_RECORDS FOR THE EXERCISE_
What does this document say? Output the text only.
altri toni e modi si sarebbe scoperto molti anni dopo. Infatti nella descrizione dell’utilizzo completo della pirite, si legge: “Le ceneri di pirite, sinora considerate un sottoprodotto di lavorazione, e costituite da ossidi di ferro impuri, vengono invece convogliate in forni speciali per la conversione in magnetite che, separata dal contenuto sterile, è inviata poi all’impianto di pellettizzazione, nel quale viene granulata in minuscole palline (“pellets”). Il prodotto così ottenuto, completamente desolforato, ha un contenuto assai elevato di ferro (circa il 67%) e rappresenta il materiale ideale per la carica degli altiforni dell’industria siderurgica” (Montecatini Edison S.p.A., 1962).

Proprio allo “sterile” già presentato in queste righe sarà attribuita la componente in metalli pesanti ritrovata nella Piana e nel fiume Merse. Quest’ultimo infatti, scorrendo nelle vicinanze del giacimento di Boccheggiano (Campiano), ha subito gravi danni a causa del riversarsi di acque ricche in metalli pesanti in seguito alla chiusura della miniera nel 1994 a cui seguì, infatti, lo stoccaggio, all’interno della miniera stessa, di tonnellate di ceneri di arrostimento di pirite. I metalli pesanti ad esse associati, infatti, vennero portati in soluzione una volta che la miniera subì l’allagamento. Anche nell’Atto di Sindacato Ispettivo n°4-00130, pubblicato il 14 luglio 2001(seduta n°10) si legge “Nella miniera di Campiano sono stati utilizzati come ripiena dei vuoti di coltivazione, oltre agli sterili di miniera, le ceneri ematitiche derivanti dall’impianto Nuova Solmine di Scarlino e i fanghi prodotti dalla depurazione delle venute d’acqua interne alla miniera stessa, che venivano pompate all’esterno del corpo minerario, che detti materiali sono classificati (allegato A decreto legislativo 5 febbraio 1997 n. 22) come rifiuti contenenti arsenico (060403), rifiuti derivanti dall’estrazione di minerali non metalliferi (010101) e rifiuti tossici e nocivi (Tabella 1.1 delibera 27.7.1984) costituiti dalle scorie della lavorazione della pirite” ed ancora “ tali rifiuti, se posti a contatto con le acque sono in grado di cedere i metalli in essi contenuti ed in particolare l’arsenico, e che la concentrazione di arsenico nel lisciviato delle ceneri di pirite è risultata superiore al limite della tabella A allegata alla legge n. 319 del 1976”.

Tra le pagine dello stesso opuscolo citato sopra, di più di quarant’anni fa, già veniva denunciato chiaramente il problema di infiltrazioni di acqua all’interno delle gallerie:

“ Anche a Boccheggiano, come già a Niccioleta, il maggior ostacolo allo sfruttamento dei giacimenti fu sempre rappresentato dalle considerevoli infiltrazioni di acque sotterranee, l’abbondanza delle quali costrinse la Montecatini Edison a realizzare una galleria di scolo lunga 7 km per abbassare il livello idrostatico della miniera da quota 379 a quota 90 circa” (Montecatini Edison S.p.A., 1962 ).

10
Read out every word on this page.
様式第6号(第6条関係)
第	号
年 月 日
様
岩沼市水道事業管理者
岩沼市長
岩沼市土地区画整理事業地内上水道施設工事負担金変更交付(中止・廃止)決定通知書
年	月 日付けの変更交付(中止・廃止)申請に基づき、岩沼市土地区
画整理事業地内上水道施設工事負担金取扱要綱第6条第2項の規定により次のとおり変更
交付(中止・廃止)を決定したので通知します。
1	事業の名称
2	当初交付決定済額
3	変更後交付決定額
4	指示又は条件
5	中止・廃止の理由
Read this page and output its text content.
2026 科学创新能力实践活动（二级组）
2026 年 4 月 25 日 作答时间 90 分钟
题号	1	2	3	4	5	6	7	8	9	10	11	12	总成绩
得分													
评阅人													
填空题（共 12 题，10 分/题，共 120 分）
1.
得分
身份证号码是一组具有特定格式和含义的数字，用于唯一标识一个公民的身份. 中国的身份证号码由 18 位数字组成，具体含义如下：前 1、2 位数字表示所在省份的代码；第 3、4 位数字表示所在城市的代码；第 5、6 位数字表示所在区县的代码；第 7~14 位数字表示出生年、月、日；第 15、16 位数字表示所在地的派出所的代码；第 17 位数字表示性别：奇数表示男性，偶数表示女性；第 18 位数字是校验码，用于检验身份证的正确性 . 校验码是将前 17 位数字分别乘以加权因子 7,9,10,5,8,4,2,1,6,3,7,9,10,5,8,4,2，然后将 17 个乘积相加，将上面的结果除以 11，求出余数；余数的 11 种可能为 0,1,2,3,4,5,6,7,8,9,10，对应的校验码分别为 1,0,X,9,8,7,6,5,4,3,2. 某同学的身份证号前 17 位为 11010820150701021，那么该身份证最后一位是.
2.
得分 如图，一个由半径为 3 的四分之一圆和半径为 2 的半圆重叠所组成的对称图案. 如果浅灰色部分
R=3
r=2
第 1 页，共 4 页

_YOUR GOAL_
Produce a verbatim transcription of the entries above.

_SOLUTION TO THE EXERCISE_
What does this document say? Output the text only.
altri toni e modi si sarebbe scoperto molti anni dopo. Infatti nella descrizione dell’utilizzo completo della pirite, si legge: “Le ceneri di pirite, sinora considerate un sottoprodotto di lavorazione, e costituite da ossidi di ferro impuri, vengono invece convogliate in forni speciali per la conversione in magnetite che, separata dal contenuto sterile, è inviata poi all’impianto di pellettizzazione, nel quale viene granulata in minuscole palline (“pellets”). Il prodotto così ottenuto, completamente desolforato, ha un contenuto assai elevato di ferro (circa il 67%) e rappresenta il materiale ideale per la carica degli altiforni dell’industria siderurgica” (Montecatini Edison S.p.A., 1962).

Proprio allo “sterile” già presentato in queste righe sarà attribuita la componente in metalli pesanti ritrovata nella Piana e nel fiume Merse. Quest’ultimo infatti, scorrendo nelle vicinanze del giacimento di Boccheggiano (Campiano), ha subito gravi danni a causa del riversarsi di acque ricche in metalli pesanti in seguito alla chiusura della miniera nel 1994 a cui seguì, infatti, lo stoccaggio, all’interno della miniera stessa, di tonnellate di ceneri di arrostimento di pirite. I metalli pesanti ad esse associati, infatti, vennero portati in soluzione una volta che la miniera subì l’allagamento. Anche nell’Atto di Sindacato Ispettivo n°4-00130, pubblicato il 14 luglio 2001(seduta n°10) si legge “Nella miniera di Campiano sono stati utilizzati come ripiena dei vuoti di coltivazione, oltre agli sterili di miniera, le ceneri ematitiche derivanti dall’impianto Nuova Solmine di Scarlino e i fanghi prodotti dalla depurazione delle venute d’acqua interne alla miniera stessa, che venivano pompate all’esterno del corpo minerario, che detti materiali sono classificati (allegato A decreto legislativo 5 febbraio 1997 n. 22) come rifiuti contenenti arsenico (060403), rifiuti derivanti dall’estrazione di minerali non metalliferi (010101) e rifiuti tossici e nocivi (Tabella 1.1 delibera 27.7.1984) costituiti dalle scorie della lavorazione della pirite” ed ancora “ tali rifiuti, se posti a contatto con le acque sono in grado di cedere i metalli in essi contenuti ed in particolare l’arsenico, e che la concentrazione di arsenico nel lisciviato delle ceneri di pirite è risultata superiore al limite della tabella A allegata alla legge n. 319 del 1976”.

Tra le pagine dello stesso opuscolo citato sopra, di più di quarant’anni fa, già veniva denunciato chiaramente il problema di infiltrazioni di acqua all’interno delle gallerie:

“ Anche a Boccheggiano, come già a Niccioleta, il maggior ostacolo allo sfruttamento dei giacimenti fu sempre rappresentato dalle considerevoli infiltrazioni di acque sotterranee, l’abbondanza delle quali costrinse la Montecatini Edison a realizzare una galleria di scolo lunga 7 km per abbassare il livello idrostatico della miniera da quota 379 a quota 90 circa” (Montecatini Edison S.p.A., 1962 ).

10
Read out every word on this page.
様式第6号(第6条関係)
第	号
年 月 日
様
岩沼市水道事業管理者
岩沼市長
岩沼市土地区画整理事業地内上水道施設工事負担金変更交付(中止・廃止)決定通知書
年	月 日付けの変更交付(中止・廃止)申請に基づき、岩沼市土地区
画整理事業地内上水道施設工事負担金取扱要綱第6条第2項の規定により次のとおり変更
交付(中止・廃止)を決定したので通知します。
1	事業の名称
2	当初交付決定済額
3	変更後交付決定額
4	指示又は条件
5	中止・廃止の理由
Read this page and output its text content.
2026 科学创新能力实践活动（二级组）
2026 年 4 月 25 日 作答时间 90 分钟
题号	1	2	3	4	5	6	7	8	9	10	11	12	总成绩
得分													
评阅人													
填空题（共 12 题，10 分/题，共 120 分）
1.
得分
身份证号码是一组具有特定格式和含义的数字，用于唯一标识一个公民的身份. 中国的身份证号码由 18 位数字组成，具体含义如下：前 1、2 位数字表示所在省份的代码；第 3、4 位数字表示所在城市的代码；第 5、6 位数字表示所在区县的代码；第 7~14 位数字表示出生年、月、日；第 15、16 位数字表示所在地的派出所的代码；第 17 位数字表示性别：奇数表示男性，偶数表示女性；第 18 位数字是校验码，用于检验身份证的正确性 . 校验码是将前 17 位数字分别乘以加权因子 7,9,10,5,8,4,2,1,6,3,7,9,10,5,8,4,2，然后将 17 个乘积相加，将上面的结果除以 11，求出余数；余数的 11 种可能为 0,1,2,3,4,5,6,7,8,9,10，对应的校验码分别为 1,0,X,9,8,7,6,5,4,3,2. 某同学的身份证号前 17 位为 11010820150701021，那么该身份证最后一位是.
2.
得分 如图，一个由半径为 3 的四分之一圆和半径为 2 的半圆重叠所组成的对称图案. 如果浅灰色部分
R=3
r=2
第 1 页，共 4 页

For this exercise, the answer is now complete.